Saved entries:
** Start **

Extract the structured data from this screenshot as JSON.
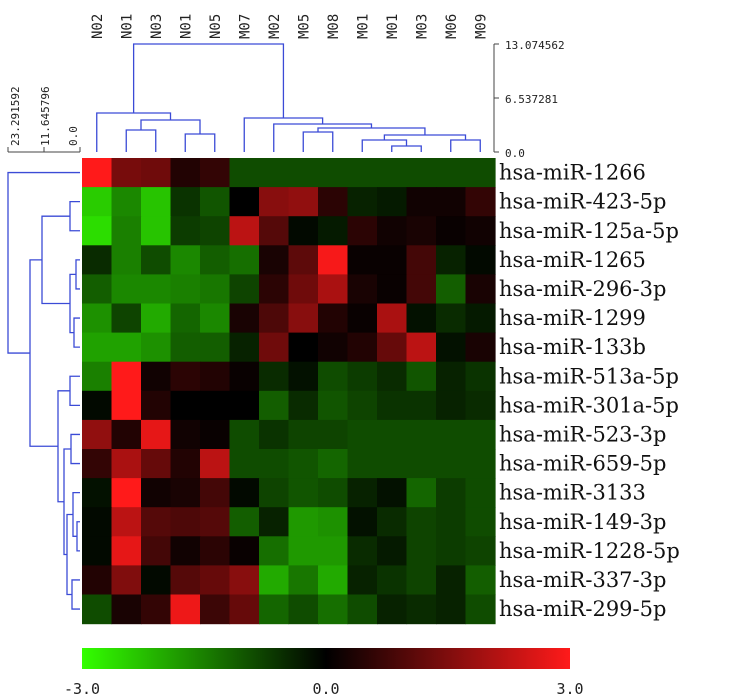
{
  "chart_data": {
    "type": "heatmap",
    "columns": [
      "N02",
      "N01",
      "N03",
      "N01",
      "N05",
      "M07",
      "M02",
      "M05",
      "M08",
      "M01",
      "M01",
      "M03",
      "M06",
      "M09"
    ],
    "rows": [
      "hsa-miR-1266",
      "hsa-miR-423-5p",
      "hsa-miR-125a-5p",
      "hsa-miR-1265",
      "hsa-miR-296-3p",
      "hsa-miR-1299",
      "hsa-miR-133b",
      "hsa-miR-513a-5p",
      "hsa-miR-301a-5p",
      "hsa-miR-523-3p",
      "hsa-miR-659-5p",
      "hsa-miR-3133",
      "hsa-miR-149-3p",
      "hsa-miR-1228-5p",
      "hsa-miR-337-3p",
      "hsa-miR-299-5p"
    ],
    "values": [
      [
        3.0,
        1.4,
        1.3,
        0.4,
        0.6,
        -0.9,
        -0.9,
        -0.9,
        -0.9,
        -0.9,
        -0.9,
        -0.9,
        -0.9,
        -0.9
      ],
      [
        -2.4,
        -1.6,
        -2.3,
        -0.6,
        -1.0,
        0.0,
        1.6,
        1.7,
        0.5,
        -0.4,
        -0.3,
        0.2,
        0.2,
        0.6
      ],
      [
        -2.6,
        -1.5,
        -2.3,
        -0.7,
        -0.8,
        2.2,
        1.0,
        -0.1,
        -0.3,
        0.5,
        0.2,
        0.3,
        0.1,
        0.2
      ],
      [
        -0.5,
        -1.5,
        -0.9,
        -1.6,
        -1.1,
        -1.3,
        0.3,
        1.1,
        2.9,
        0.1,
        0.1,
        0.8,
        -0.4,
        -0.1
      ],
      [
        -1.1,
        -1.6,
        -1.6,
        -1.5,
        -1.4,
        -0.8,
        0.5,
        1.3,
        2.0,
        0.3,
        0.1,
        0.8,
        -1.1,
        0.3
      ],
      [
        -1.7,
        -0.8,
        -2.0,
        -1.2,
        -1.6,
        0.3,
        0.9,
        1.6,
        0.4,
        0.1,
        2.0,
        -0.2,
        -0.5,
        -0.3
      ],
      [
        -1.9,
        -1.9,
        -1.7,
        -1.1,
        -1.1,
        -0.4,
        1.3,
        0.0,
        0.2,
        0.4,
        1.2,
        2.2,
        -0.2,
        0.3
      ],
      [
        -1.5,
        3.0,
        0.2,
        0.5,
        0.4,
        0.1,
        -0.5,
        -0.2,
        -0.9,
        -0.7,
        -0.5,
        -1.0,
        -0.4,
        -0.6
      ],
      [
        -0.1,
        3.0,
        0.4,
        0.0,
        0.0,
        0.0,
        -1.1,
        -0.5,
        -1.0,
        -0.8,
        -0.6,
        -0.6,
        -0.4,
        -0.5
      ],
      [
        1.7,
        0.4,
        2.7,
        0.2,
        0.1,
        -0.9,
        -0.6,
        -0.8,
        -0.8,
        -0.9,
        -0.9,
        -0.9,
        -0.9,
        -0.9
      ],
      [
        0.6,
        2.0,
        1.2,
        0.4,
        2.2,
        -0.9,
        -0.9,
        -1.0,
        -1.2,
        -0.9,
        -0.9,
        -0.9,
        -0.9,
        -0.9
      ],
      [
        -0.2,
        3.0,
        0.2,
        0.3,
        0.8,
        -0.1,
        -0.8,
        -1.0,
        -0.9,
        -0.4,
        -0.2,
        -1.2,
        -0.7,
        -0.9
      ],
      [
        -0.1,
        2.2,
        1.0,
        0.9,
        1.0,
        -1.1,
        -0.4,
        -1.8,
        -1.7,
        -0.2,
        -0.5,
        -0.8,
        -0.7,
        -0.9
      ],
      [
        -0.1,
        2.7,
        0.8,
        0.2,
        0.5,
        0.1,
        -1.3,
        -1.8,
        -1.8,
        -0.5,
        -0.3,
        -0.8,
        -0.7,
        -0.8
      ],
      [
        0.4,
        1.5,
        -0.1,
        1.0,
        1.2,
        1.6,
        -2.0,
        -1.4,
        -2.0,
        -0.4,
        -0.6,
        -0.8,
        -0.4,
        -1.1
      ],
      [
        -0.9,
        0.3,
        0.6,
        2.8,
        0.7,
        1.2,
        -1.2,
        -0.9,
        -1.3,
        -0.9,
        -0.4,
        -0.5,
        -0.4,
        -0.9
      ]
    ],
    "colorbar": {
      "min": -3.0,
      "max": 3.0,
      "tick_labels": [
        "-3.0",
        "0.0",
        "3.0"
      ],
      "low_color": "#33ff00",
      "mid_color": "#000000",
      "high_color": "#ff1a1a"
    },
    "column_dendrogram_scale": [
      "13.074562",
      "6.537281",
      "0.0"
    ],
    "row_dendrogram_scale": [
      "23.291592",
      "11.645796",
      "0.0"
    ],
    "dendrogram_color": "#3b4bd6"
  }
}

** End **

**Stated goal**:
All of the entries above should be duplicated exactly, except for the pictures.

**Response below**:
Extract the structured data from this screenshot as JSON.
{
  "chart_data": {
    "type": "heatmap",
    "columns": [
      "N02",
      "N01",
      "N03",
      "N01",
      "N05",
      "M07",
      "M02",
      "M05",
      "M08",
      "M01",
      "M01",
      "M03",
      "M06",
      "M09"
    ],
    "rows": [
      "hsa-miR-1266",
      "hsa-miR-423-5p",
      "hsa-miR-125a-5p",
      "hsa-miR-1265",
      "hsa-miR-296-3p",
      "hsa-miR-1299",
      "hsa-miR-133b",
      "hsa-miR-513a-5p",
      "hsa-miR-301a-5p",
      "hsa-miR-523-3p",
      "hsa-miR-659-5p",
      "hsa-miR-3133",
      "hsa-miR-149-3p",
      "hsa-miR-1228-5p",
      "hsa-miR-337-3p",
      "hsa-miR-299-5p"
    ],
    "values": [
      [
        3.0,
        1.4,
        1.3,
        0.4,
        0.6,
        -0.9,
        -0.9,
        -0.9,
        -0.9,
        -0.9,
        -0.9,
        -0.9,
        -0.9,
        -0.9
      ],
      [
        -2.4,
        -1.6,
        -2.3,
        -0.6,
        -1.0,
        0.0,
        1.6,
        1.7,
        0.5,
        -0.4,
        -0.3,
        0.2,
        0.2,
        0.6
      ],
      [
        -2.6,
        -1.5,
        -2.3,
        -0.7,
        -0.8,
        2.2,
        1.0,
        -0.1,
        -0.3,
        0.5,
        0.2,
        0.3,
        0.1,
        0.2
      ],
      [
        -0.5,
        -1.5,
        -0.9,
        -1.6,
        -1.1,
        -1.3,
        0.3,
        1.1,
        2.9,
        0.1,
        0.1,
        0.8,
        -0.4,
        -0.1
      ],
      [
        -1.1,
        -1.6,
        -1.6,
        -1.5,
        -1.4,
        -0.8,
        0.5,
        1.3,
        2.0,
        0.3,
        0.1,
        0.8,
        -1.1,
        0.3
      ],
      [
        -1.7,
        -0.8,
        -2.0,
        -1.2,
        -1.6,
        0.3,
        0.9,
        1.6,
        0.4,
        0.1,
        2.0,
        -0.2,
        -0.5,
        -0.3
      ],
      [
        -1.9,
        -1.9,
        -1.7,
        -1.1,
        -1.1,
        -0.4,
        1.3,
        0.0,
        0.2,
        0.4,
        1.2,
        2.2,
        -0.2,
        0.3
      ],
      [
        -1.5,
        3.0,
        0.2,
        0.5,
        0.4,
        0.1,
        -0.5,
        -0.2,
        -0.9,
        -0.7,
        -0.5,
        -1.0,
        -0.4,
        -0.6
      ],
      [
        -0.1,
        3.0,
        0.4,
        0.0,
        0.0,
        0.0,
        -1.1,
        -0.5,
        -1.0,
        -0.8,
        -0.6,
        -0.6,
        -0.4,
        -0.5
      ],
      [
        1.7,
        0.4,
        2.7,
        0.2,
        0.1,
        -0.9,
        -0.6,
        -0.8,
        -0.8,
        -0.9,
        -0.9,
        -0.9,
        -0.9,
        -0.9
      ],
      [
        0.6,
        2.0,
        1.2,
        0.4,
        2.2,
        -0.9,
        -0.9,
        -1.0,
        -1.2,
        -0.9,
        -0.9,
        -0.9,
        -0.9,
        -0.9
      ],
      [
        -0.2,
        3.0,
        0.2,
        0.3,
        0.8,
        -0.1,
        -0.8,
        -1.0,
        -0.9,
        -0.4,
        -0.2,
        -1.2,
        -0.7,
        -0.9
      ],
      [
        -0.1,
        2.2,
        1.0,
        0.9,
        1.0,
        -1.1,
        -0.4,
        -1.8,
        -1.7,
        -0.2,
        -0.5,
        -0.8,
        -0.7,
        -0.9
      ],
      [
        -0.1,
        2.7,
        0.8,
        0.2,
        0.5,
        0.1,
        -1.3,
        -1.8,
        -1.8,
        -0.5,
        -0.3,
        -0.8,
        -0.7,
        -0.8
      ],
      [
        0.4,
        1.5,
        -0.1,
        1.0,
        1.2,
        1.6,
        -2.0,
        -1.4,
        -2.0,
        -0.4,
        -0.6,
        -0.8,
        -0.4,
        -1.1
      ],
      [
        -0.9,
        0.3,
        0.6,
        2.8,
        0.7,
        1.2,
        -1.2,
        -0.9,
        -1.3,
        -0.9,
        -0.4,
        -0.5,
        -0.4,
        -0.9
      ]
    ],
    "colorbar": {
      "min": -3.0,
      "max": 3.0,
      "tick_labels": [
        "-3.0",
        "0.0",
        "3.0"
      ],
      "low_color": "#33ff00",
      "mid_color": "#000000",
      "high_color": "#ff1a1a"
    },
    "column_dendrogram_scale": [
      "13.074562",
      "6.537281",
      "0.0"
    ],
    "row_dendrogram_scale": [
      "23.291592",
      "11.645796",
      "0.0"
    ],
    "dendrogram_color": "#3b4bd6"
  }
}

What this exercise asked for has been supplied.